Extracted records
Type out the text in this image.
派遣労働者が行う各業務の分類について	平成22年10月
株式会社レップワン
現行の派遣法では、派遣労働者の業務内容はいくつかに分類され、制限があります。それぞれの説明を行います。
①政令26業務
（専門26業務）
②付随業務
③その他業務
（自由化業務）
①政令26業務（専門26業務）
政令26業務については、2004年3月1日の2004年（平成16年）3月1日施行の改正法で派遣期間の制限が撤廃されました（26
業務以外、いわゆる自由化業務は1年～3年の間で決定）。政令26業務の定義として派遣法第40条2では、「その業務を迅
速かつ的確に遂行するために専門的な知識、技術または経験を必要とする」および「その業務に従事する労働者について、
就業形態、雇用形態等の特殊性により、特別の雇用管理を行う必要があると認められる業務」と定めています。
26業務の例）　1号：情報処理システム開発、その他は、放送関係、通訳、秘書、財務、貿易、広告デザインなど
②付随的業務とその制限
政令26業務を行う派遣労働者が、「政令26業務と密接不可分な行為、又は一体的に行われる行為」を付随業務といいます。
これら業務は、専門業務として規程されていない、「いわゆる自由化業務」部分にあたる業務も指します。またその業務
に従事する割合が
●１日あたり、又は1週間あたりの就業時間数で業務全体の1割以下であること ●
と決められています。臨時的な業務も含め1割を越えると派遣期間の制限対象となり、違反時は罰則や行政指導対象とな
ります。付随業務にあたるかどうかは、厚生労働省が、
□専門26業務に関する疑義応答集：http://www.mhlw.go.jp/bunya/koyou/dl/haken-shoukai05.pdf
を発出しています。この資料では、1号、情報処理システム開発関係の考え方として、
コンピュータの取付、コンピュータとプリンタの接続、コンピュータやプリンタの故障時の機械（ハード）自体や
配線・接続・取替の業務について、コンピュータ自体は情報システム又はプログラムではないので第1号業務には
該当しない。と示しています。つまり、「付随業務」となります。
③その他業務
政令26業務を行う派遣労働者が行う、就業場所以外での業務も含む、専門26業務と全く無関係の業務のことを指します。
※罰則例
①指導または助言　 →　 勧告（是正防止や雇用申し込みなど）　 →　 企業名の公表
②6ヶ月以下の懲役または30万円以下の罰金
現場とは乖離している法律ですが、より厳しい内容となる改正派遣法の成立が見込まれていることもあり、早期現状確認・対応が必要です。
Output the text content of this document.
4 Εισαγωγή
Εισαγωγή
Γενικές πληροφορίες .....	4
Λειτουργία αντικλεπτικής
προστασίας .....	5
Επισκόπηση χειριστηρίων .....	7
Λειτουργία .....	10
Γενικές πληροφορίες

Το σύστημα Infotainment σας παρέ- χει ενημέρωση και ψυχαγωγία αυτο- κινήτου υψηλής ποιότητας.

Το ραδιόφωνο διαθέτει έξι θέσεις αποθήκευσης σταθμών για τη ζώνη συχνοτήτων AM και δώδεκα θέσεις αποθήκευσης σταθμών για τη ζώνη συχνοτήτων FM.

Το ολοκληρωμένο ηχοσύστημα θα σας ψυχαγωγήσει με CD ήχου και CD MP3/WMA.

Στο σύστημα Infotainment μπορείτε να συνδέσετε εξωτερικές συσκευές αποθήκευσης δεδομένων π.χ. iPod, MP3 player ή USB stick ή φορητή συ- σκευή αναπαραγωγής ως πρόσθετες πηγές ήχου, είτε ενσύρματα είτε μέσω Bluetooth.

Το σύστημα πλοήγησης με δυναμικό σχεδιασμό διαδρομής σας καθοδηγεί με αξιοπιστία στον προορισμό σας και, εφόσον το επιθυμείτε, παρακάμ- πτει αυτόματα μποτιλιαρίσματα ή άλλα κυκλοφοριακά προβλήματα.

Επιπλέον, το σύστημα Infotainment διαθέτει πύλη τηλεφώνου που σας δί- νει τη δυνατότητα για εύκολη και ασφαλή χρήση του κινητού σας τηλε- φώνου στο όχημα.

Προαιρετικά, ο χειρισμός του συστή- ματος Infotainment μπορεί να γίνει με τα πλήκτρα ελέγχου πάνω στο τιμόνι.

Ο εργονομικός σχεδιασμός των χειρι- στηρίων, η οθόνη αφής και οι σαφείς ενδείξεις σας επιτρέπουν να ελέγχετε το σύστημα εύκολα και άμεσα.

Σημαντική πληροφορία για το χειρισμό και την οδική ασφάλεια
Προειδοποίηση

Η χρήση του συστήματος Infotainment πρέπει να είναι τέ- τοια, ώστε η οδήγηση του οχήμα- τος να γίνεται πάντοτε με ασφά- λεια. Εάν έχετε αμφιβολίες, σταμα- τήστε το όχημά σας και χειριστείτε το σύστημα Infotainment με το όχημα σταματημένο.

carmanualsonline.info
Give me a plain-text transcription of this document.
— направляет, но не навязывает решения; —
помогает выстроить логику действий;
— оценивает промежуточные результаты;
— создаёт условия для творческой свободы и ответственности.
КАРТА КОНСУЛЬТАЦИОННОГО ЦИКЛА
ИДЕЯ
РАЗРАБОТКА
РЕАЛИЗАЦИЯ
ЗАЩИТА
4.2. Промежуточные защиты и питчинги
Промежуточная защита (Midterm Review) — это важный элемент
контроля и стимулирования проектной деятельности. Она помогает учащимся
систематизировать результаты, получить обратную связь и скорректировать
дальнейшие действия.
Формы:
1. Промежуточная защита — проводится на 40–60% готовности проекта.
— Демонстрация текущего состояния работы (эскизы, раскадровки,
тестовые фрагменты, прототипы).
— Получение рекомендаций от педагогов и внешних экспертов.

● **Short exercise**: From the data above, extract every line in its exact form.

● **Result of this exercise**:
Type out the text in this image.
派遣労働者が行う各業務の分類について	平成22年10月
株式会社レップワン
現行の派遣法では、派遣労働者の業務内容はいくつかに分類され、制限があります。それぞれの説明を行います。
①政令26業務
（専門26業務）
②付随業務
③その他業務
（自由化業務）
①政令26業務（専門26業務）
政令26業務については、2004年3月1日の2004年（平成16年）3月1日施行の改正法で派遣期間の制限が撤廃されました（26
業務以外、いわゆる自由化業務は1年～3年の間で決定）。政令26業務の定義として派遣法第40条2では、「その業務を迅
速かつ的確に遂行するために専門的な知識、技術または経験を必要とする」および「その業務に従事する労働者について、
就業形態、雇用形態等の特殊性により、特別の雇用管理を行う必要があると認められる業務」と定めています。
26業務の例）　1号：情報処理システム開発、その他は、放送関係、通訳、秘書、財務、貿易、広告デザインなど
②付随的業務とその制限
政令26業務を行う派遣労働者が、「政令26業務と密接不可分な行為、又は一体的に行われる行為」を付随業務といいます。
これら業務は、専門業務として規程されていない、「いわゆる自由化業務」部分にあたる業務も指します。またその業務
に従事する割合が
●１日あたり、又は1週間あたりの就業時間数で業務全体の1割以下であること ●
と決められています。臨時的な業務も含め1割を越えると派遣期間の制限対象となり、違反時は罰則や行政指導対象とな
ります。付随業務にあたるかどうかは、厚生労働省が、
□専門26業務に関する疑義応答集：http://www.mhlw.go.jp/bunya/koyou/dl/haken-shoukai05.pdf
を発出しています。この資料では、1号、情報処理システム開発関係の考え方として、
コンピュータの取付、コンピュータとプリンタの接続、コンピュータやプリンタの故障時の機械（ハード）自体や
配線・接続・取替の業務について、コンピュータ自体は情報システム又はプログラムではないので第1号業務には
該当しない。と示しています。つまり、「付随業務」となります。
③その他業務
政令26業務を行う派遣労働者が行う、就業場所以外での業務も含む、専門26業務と全く無関係の業務のことを指します。
※罰則例
①指導または助言　 →　 勧告（是正防止や雇用申し込みなど）　 →　 企業名の公表
②6ヶ月以下の懲役または30万円以下の罰金
現場とは乖離している法律ですが、より厳しい内容となる改正派遣法の成立が見込まれていることもあり、早期現状確認・対応が必要です。
Output the text content of this document.
4 Εισαγωγή
Εισαγωγή
Γενικές πληροφορίες .....	4
Λειτουργία αντικλεπτικής
προστασίας .....	5
Επισκόπηση χειριστηρίων .....	7
Λειτουργία .....	10
Γενικές πληροφορίες

Το σύστημα Infotainment σας παρέ- χει ενημέρωση και ψυχαγωγία αυτο- κινήτου υψηλής ποιότητας.

Το ραδιόφωνο διαθέτει έξι θέσεις αποθήκευσης σταθμών για τη ζώνη συχνοτήτων AM και δώδεκα θέσεις αποθήκευσης σταθμών για τη ζώνη συχνοτήτων FM.

Το ολοκληρωμένο ηχοσύστημα θα σας ψυχαγωγήσει με CD ήχου και CD MP3/WMA.

Στο σύστημα Infotainment μπορείτε να συνδέσετε εξωτερικές συσκευές αποθήκευσης δεδομένων π.χ. iPod, MP3 player ή USB stick ή φορητή συ- σκευή αναπαραγωγής ως πρόσθετες πηγές ήχου, είτε ενσύρματα είτε μέσω Bluetooth.

Το σύστημα πλοήγησης με δυναμικό σχεδιασμό διαδρομής σας καθοδηγεί με αξιοπιστία στον προορισμό σας και, εφόσον το επιθυμείτε, παρακάμ- πτει αυτόματα μποτιλιαρίσματα ή άλλα κυκλοφοριακά προβλήματα.

Επιπλέον, το σύστημα Infotainment διαθέτει πύλη τηλεφώνου που σας δί- νει τη δυνατότητα για εύκολη και ασφαλή χρήση του κινητού σας τηλε- φώνου στο όχημα.

Προαιρετικά, ο χειρισμός του συστή- ματος Infotainment μπορεί να γίνει με τα πλήκτρα ελέγχου πάνω στο τιμόνι.

Ο εργονομικός σχεδιασμός των χειρι- στηρίων, η οθόνη αφής και οι σαφείς ενδείξεις σας επιτρέπουν να ελέγχετε το σύστημα εύκολα και άμεσα.

Σημαντική πληροφορία για το χειρισμό και την οδική ασφάλεια
Προειδοποίηση

Η χρήση του συστήματος Infotainment πρέπει να είναι τέ- τοια, ώστε η οδήγηση του οχήμα- τος να γίνεται πάντοτε με ασφά- λεια. Εάν έχετε αμφιβολίες, σταμα- τήστε το όχημά σας και χειριστείτε το σύστημα Infotainment με το όχημα σταματημένο.

carmanualsonline.info
Give me a plain-text transcription of this document.
— направляет, но не навязывает решения; —
помогает выстроить логику действий;
— оценивает промежуточные результаты;
— создаёт условия для творческой свободы и ответственности.
КАРТА КОНСУЛЬТАЦИОННОГО ЦИКЛА
ИДЕЯ
РАЗРАБОТКА
РЕАЛИЗАЦИЯ
ЗАЩИТА
4.2. Промежуточные защиты и питчинги
Промежуточная защита (Midterm Review) — это важный элемент
контроля и стимулирования проектной деятельности. Она помогает учащимся
систематизировать результаты, получить обратную связь и скорректировать
дальнейшие действия.
Формы:
1. Промежуточная защита — проводится на 40–60% готовности проекта.
— Демонстрация текущего состояния работы (эскизы, раскадровки,
тестовые фрагменты, прототипы).
— Получение рекомендаций от педагогов и внешних экспертов.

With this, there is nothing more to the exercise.